▶ _WORK TO COMPLETE_: Each record is to be transcribed exactly.

▶ _EXCERPTED RECORDS_:
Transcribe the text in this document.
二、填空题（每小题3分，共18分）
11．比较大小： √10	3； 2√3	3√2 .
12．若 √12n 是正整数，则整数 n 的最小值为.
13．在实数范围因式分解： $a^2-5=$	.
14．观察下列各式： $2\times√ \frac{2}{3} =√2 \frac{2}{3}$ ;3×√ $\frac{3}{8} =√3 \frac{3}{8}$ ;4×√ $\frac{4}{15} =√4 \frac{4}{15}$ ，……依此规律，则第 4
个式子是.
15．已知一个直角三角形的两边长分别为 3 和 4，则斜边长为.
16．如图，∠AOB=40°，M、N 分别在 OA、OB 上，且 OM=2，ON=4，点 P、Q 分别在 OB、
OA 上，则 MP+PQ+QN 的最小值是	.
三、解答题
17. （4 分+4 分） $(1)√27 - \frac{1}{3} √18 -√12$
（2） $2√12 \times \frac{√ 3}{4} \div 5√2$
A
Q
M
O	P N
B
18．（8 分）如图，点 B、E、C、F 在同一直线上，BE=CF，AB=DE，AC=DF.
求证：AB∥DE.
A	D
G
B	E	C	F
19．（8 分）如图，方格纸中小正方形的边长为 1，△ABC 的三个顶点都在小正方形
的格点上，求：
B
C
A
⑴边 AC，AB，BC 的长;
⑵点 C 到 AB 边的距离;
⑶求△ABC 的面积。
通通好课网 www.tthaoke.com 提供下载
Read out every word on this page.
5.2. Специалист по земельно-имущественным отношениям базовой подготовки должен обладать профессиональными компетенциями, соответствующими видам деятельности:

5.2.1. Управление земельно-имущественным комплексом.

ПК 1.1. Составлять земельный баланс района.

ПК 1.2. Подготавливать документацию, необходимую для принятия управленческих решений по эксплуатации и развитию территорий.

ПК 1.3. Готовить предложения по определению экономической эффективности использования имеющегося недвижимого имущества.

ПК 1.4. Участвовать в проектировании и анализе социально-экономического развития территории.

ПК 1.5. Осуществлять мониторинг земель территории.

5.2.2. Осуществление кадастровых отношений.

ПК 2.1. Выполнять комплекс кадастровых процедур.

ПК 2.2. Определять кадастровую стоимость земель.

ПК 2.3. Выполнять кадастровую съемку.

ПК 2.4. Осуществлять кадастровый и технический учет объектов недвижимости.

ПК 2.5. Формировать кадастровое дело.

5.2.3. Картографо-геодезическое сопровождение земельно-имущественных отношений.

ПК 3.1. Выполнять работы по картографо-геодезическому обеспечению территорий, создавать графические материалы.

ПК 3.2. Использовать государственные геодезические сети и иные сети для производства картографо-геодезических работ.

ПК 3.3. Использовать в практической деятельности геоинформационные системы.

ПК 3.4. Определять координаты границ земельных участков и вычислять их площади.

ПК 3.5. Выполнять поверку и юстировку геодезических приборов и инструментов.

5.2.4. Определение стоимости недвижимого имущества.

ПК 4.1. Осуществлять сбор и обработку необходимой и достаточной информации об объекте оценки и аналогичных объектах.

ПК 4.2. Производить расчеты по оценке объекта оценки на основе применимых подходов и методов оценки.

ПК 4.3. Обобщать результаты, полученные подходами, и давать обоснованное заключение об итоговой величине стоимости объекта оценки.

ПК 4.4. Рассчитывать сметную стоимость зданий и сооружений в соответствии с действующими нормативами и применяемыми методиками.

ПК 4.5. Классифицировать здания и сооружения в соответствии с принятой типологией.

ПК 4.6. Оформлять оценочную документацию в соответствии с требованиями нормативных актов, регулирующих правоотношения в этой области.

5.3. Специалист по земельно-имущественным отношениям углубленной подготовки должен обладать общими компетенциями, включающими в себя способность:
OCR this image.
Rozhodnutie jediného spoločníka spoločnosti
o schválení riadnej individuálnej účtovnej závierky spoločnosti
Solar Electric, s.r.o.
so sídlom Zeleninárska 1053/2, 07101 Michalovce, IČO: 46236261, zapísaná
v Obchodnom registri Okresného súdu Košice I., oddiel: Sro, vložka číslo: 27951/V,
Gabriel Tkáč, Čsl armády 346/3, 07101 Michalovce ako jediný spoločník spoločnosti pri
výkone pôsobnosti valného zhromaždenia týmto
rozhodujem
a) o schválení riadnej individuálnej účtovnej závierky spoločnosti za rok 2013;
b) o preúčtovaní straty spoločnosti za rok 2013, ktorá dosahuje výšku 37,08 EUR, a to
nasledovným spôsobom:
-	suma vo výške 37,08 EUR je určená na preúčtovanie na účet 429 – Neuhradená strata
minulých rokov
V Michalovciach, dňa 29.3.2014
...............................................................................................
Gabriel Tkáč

▶ _THE ANSWER_:
Transcribe the text in this document.
二、填空题（每小题3分，共18分）
11．比较大小： √10	3； 2√3	3√2 .
12．若 √12n 是正整数，则整数 n 的最小值为.
13．在实数范围因式分解： $a^2-5=$	.
14．观察下列各式： $2\times√ \frac{2}{3} =√2 \frac{2}{3}$ ;3×√ $\frac{3}{8} =√3 \frac{3}{8}$ ;4×√ $\frac{4}{15} =√4 \frac{4}{15}$ ，……依此规律，则第 4
个式子是.
15．已知一个直角三角形的两边长分别为 3 和 4，则斜边长为.
16．如图，∠AOB=40°，M、N 分别在 OA、OB 上，且 OM=2，ON=4，点 P、Q 分别在 OB、
OA 上，则 MP+PQ+QN 的最小值是	.
三、解答题
17. （4 分+4 分） $(1)√27 - \frac{1}{3} √18 -√12$
（2） $2√12 \times \frac{√ 3}{4} \div 5√2$
A
Q
M
O	P N
B
18．（8 分）如图，点 B、E、C、F 在同一直线上，BE=CF，AB=DE，AC=DF.
求证：AB∥DE.
A	D
G
B	E	C	F
19．（8 分）如图，方格纸中小正方形的边长为 1，△ABC 的三个顶点都在小正方形
的格点上，求：
B
C
A
⑴边 AC，AB，BC 的长;
⑵点 C 到 AB 边的距离;
⑶求△ABC 的面积。
通通好课网 www.tthaoke.com 提供下载
Read out every word on this page.
5.2. Специалист по земельно-имущественным отношениям базовой подготовки должен обладать профессиональными компетенциями, соответствующими видам деятельности:

5.2.1. Управление земельно-имущественным комплексом.

ПК 1.1. Составлять земельный баланс района.

ПК 1.2. Подготавливать документацию, необходимую для принятия управленческих решений по эксплуатации и развитию территорий.

ПК 1.3. Готовить предложения по определению экономической эффективности использования имеющегося недвижимого имущества.

ПК 1.4. Участвовать в проектировании и анализе социально-экономического развития территории.

ПК 1.5. Осуществлять мониторинг земель территории.

5.2.2. Осуществление кадастровых отношений.

ПК 2.1. Выполнять комплекс кадастровых процедур.

ПК 2.2. Определять кадастровую стоимость земель.

ПК 2.3. Выполнять кадастровую съемку.

ПК 2.4. Осуществлять кадастровый и технический учет объектов недвижимости.

ПК 2.5. Формировать кадастровое дело.

5.2.3. Картографо-геодезическое сопровождение земельно-имущественных отношений.

ПК 3.1. Выполнять работы по картографо-геодезическому обеспечению территорий, создавать графические материалы.

ПК 3.2. Использовать государственные геодезические сети и иные сети для производства картографо-геодезических работ.

ПК 3.3. Использовать в практической деятельности геоинформационные системы.

ПК 3.4. Определять координаты границ земельных участков и вычислять их площади.

ПК 3.5. Выполнять поверку и юстировку геодезических приборов и инструментов.

5.2.4. Определение стоимости недвижимого имущества.

ПК 4.1. Осуществлять сбор и обработку необходимой и достаточной информации об объекте оценки и аналогичных объектах.

ПК 4.2. Производить расчеты по оценке объекта оценки на основе применимых подходов и методов оценки.

ПК 4.3. Обобщать результаты, полученные подходами, и давать обоснованное заключение об итоговой величине стоимости объекта оценки.

ПК 4.4. Рассчитывать сметную стоимость зданий и сооружений в соответствии с действующими нормативами и применяемыми методиками.

ПК 4.5. Классифицировать здания и сооружения в соответствии с принятой типологией.

ПК 4.6. Оформлять оценочную документацию в соответствии с требованиями нормативных актов, регулирующих правоотношения в этой области.

5.3. Специалист по земельно-имущественным отношениям углубленной подготовки должен обладать общими компетенциями, включающими в себя способность:
OCR this image.
Rozhodnutie jediného spoločníka spoločnosti
o schválení riadnej individuálnej účtovnej závierky spoločnosti
Solar Electric, s.r.o.
so sídlom Zeleninárska 1053/2, 07101 Michalovce, IČO: 46236261, zapísaná
v Obchodnom registri Okresného súdu Košice I., oddiel: Sro, vložka číslo: 27951/V,
Gabriel Tkáč, Čsl armády 346/3, 07101 Michalovce ako jediný spoločník spoločnosti pri
výkone pôsobnosti valného zhromaždenia týmto
rozhodujem
a) o schválení riadnej individuálnej účtovnej závierky spoločnosti za rok 2013;
b) o preúčtovaní straty spoločnosti za rok 2013, ktorá dosahuje výšku 37,08 EUR, a to
nasledovným spôsobom:
-	suma vo výške 37,08 EUR je určená na preúčtovanie na účet 429 – Neuhradená strata
minulých rokov
V Michalovciach, dňa 29.3.2014
...............................................................................................
Gabriel Tkáč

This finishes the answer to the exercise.